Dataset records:
— START —

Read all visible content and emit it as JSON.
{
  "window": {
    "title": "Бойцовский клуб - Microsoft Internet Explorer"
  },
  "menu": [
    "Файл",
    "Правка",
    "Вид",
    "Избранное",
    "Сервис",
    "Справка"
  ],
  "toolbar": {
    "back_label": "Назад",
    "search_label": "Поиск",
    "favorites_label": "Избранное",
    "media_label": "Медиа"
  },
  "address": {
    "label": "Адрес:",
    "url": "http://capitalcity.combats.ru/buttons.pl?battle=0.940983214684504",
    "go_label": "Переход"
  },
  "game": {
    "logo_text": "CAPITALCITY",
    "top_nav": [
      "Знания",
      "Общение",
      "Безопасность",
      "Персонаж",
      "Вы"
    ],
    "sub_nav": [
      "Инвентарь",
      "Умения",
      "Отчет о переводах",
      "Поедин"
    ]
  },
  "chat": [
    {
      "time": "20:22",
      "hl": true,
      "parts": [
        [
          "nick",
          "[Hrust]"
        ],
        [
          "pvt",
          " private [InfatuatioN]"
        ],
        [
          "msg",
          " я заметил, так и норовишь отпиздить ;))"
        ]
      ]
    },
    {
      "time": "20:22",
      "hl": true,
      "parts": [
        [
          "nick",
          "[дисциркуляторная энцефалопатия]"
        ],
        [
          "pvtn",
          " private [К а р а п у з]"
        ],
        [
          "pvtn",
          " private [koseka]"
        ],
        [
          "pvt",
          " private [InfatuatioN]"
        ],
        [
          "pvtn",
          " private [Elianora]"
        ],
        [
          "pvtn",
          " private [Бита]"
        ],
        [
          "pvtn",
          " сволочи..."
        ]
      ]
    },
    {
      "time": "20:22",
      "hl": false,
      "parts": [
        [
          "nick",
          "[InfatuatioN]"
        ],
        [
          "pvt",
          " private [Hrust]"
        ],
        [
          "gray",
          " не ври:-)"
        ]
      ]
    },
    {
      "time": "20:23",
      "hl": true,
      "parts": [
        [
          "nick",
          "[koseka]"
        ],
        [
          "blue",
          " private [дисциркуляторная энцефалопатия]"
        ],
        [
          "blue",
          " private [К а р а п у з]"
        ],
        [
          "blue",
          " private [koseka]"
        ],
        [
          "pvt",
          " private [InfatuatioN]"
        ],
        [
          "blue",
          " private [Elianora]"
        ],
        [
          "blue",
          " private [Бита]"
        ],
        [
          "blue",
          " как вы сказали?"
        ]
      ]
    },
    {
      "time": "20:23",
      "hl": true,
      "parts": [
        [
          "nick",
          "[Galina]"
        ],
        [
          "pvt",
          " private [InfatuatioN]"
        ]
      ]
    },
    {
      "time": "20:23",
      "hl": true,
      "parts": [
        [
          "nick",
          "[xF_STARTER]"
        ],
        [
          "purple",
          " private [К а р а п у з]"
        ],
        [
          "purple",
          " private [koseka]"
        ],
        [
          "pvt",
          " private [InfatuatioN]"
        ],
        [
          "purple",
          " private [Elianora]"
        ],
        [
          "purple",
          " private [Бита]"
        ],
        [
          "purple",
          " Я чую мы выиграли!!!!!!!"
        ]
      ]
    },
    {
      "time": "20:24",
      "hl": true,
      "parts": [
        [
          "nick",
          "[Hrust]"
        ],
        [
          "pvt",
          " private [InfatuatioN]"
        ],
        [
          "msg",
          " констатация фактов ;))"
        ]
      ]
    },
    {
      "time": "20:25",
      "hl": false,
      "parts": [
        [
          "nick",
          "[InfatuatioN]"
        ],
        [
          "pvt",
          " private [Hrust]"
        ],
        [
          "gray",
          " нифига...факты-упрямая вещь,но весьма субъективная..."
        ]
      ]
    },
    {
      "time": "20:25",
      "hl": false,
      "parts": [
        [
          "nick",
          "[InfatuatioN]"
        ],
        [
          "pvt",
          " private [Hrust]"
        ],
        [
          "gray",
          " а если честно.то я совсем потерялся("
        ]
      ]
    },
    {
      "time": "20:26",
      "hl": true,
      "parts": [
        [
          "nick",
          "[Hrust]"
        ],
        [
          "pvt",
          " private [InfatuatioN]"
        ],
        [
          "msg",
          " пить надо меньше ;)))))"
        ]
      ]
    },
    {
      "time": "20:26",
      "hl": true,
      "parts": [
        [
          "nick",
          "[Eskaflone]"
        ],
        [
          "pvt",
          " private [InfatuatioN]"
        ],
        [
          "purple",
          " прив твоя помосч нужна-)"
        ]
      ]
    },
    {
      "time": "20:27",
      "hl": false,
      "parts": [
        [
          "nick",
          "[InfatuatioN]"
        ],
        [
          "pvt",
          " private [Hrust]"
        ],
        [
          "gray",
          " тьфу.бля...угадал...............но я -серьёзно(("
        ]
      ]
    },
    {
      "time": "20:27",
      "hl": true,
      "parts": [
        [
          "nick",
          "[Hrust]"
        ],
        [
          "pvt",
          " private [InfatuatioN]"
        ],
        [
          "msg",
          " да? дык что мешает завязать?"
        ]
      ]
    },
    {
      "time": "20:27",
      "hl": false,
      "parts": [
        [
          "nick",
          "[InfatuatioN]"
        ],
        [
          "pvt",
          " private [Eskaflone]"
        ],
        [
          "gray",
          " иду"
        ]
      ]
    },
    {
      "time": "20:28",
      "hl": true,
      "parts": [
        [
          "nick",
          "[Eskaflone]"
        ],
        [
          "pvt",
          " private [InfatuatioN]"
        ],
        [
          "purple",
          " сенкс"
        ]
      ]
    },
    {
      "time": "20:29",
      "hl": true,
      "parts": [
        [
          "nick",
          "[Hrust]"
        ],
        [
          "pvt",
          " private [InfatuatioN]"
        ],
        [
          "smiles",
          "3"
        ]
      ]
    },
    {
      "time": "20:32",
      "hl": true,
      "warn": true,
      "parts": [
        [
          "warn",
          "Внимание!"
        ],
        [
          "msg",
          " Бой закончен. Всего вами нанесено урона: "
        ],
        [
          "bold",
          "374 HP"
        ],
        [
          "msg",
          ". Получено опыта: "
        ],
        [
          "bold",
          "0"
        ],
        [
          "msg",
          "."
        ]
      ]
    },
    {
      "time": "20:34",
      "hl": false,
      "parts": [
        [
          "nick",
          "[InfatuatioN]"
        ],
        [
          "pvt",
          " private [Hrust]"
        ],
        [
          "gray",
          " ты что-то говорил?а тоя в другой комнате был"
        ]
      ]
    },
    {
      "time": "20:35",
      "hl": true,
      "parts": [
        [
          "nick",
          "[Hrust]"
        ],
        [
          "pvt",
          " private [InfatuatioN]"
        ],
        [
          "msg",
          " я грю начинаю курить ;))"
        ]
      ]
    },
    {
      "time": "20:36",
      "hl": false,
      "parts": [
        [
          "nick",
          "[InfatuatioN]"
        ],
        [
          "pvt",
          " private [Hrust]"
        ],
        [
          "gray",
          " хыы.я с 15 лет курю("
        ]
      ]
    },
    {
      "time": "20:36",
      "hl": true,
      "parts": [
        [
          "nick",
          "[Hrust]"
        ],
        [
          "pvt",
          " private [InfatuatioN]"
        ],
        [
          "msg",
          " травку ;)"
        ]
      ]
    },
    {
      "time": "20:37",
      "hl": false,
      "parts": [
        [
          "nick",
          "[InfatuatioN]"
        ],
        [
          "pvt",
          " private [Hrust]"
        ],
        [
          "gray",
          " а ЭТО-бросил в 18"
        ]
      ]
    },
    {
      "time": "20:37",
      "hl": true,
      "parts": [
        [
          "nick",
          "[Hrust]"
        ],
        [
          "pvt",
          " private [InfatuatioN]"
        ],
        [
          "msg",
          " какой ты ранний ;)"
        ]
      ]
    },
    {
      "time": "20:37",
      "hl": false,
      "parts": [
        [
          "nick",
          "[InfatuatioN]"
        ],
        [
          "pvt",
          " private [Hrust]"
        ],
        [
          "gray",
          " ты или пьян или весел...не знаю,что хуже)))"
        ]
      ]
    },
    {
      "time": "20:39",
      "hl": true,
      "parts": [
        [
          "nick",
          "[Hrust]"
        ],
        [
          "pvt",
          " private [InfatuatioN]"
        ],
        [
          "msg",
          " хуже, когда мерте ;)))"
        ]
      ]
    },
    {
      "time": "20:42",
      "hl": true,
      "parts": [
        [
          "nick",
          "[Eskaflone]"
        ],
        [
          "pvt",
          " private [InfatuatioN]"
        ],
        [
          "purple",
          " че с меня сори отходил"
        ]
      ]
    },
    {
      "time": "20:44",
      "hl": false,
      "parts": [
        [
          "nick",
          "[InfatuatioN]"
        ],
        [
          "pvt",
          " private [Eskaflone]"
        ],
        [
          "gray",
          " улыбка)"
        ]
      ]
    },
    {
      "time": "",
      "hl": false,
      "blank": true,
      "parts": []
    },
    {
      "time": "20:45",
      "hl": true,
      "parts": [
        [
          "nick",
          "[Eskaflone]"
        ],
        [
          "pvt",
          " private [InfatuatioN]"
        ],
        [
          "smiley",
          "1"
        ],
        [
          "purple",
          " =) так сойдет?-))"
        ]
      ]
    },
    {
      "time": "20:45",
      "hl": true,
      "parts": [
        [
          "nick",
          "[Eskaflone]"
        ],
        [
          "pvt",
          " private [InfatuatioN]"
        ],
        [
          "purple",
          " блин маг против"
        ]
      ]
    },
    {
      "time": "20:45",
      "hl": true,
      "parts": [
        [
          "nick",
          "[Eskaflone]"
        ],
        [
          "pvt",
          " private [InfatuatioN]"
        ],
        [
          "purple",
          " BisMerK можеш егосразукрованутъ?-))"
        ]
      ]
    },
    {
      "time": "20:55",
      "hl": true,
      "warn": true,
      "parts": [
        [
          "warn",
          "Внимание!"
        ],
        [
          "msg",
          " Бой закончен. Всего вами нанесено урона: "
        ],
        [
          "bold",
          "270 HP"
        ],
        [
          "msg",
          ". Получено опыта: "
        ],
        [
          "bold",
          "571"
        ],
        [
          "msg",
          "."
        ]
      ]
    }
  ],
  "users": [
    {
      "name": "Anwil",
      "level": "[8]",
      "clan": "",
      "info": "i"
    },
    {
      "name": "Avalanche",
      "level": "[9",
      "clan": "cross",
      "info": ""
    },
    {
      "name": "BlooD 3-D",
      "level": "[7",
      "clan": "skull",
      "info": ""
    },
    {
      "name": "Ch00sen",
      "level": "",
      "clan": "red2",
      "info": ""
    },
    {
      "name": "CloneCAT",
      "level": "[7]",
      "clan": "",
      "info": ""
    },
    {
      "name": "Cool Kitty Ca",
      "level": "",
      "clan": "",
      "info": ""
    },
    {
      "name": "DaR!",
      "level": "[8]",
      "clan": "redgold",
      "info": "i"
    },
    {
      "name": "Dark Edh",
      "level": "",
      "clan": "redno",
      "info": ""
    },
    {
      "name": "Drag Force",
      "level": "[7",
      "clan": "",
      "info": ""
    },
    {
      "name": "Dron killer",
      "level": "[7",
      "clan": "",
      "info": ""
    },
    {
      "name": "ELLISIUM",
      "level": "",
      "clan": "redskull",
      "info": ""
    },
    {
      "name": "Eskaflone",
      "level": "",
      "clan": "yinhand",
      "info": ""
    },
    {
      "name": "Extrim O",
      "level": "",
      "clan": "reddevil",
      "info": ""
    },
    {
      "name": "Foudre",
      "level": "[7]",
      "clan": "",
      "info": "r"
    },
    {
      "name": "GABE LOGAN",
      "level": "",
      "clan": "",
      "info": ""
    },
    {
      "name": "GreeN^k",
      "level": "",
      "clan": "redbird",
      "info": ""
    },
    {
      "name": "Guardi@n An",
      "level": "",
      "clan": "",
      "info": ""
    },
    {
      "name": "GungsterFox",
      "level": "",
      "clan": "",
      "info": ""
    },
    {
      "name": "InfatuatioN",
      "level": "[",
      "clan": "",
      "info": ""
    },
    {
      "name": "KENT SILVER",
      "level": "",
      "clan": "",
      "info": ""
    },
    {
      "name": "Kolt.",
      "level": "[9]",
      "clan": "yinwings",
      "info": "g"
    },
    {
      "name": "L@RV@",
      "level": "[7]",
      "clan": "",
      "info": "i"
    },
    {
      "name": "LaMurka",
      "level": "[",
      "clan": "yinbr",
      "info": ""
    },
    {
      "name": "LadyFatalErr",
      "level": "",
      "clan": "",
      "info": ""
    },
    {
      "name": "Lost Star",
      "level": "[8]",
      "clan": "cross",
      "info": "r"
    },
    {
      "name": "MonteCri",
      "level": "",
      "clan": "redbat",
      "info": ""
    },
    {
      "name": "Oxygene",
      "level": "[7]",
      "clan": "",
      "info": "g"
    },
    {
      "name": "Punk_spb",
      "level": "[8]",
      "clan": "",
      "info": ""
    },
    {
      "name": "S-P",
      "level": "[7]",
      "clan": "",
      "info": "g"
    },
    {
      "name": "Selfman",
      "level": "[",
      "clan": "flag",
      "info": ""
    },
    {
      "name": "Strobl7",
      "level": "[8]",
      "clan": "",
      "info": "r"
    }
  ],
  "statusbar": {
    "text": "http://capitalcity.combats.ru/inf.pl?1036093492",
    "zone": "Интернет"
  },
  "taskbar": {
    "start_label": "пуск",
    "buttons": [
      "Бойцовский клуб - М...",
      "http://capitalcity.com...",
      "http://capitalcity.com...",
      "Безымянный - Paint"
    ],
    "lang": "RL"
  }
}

— END —

Exercise goal: Copy each line from the data above that includes "энцефалопатия".

Response for this exercise:
          "[дисциркуляторная энцефалопатия]"
          " private [дисциркуляторная энцефалопатия]"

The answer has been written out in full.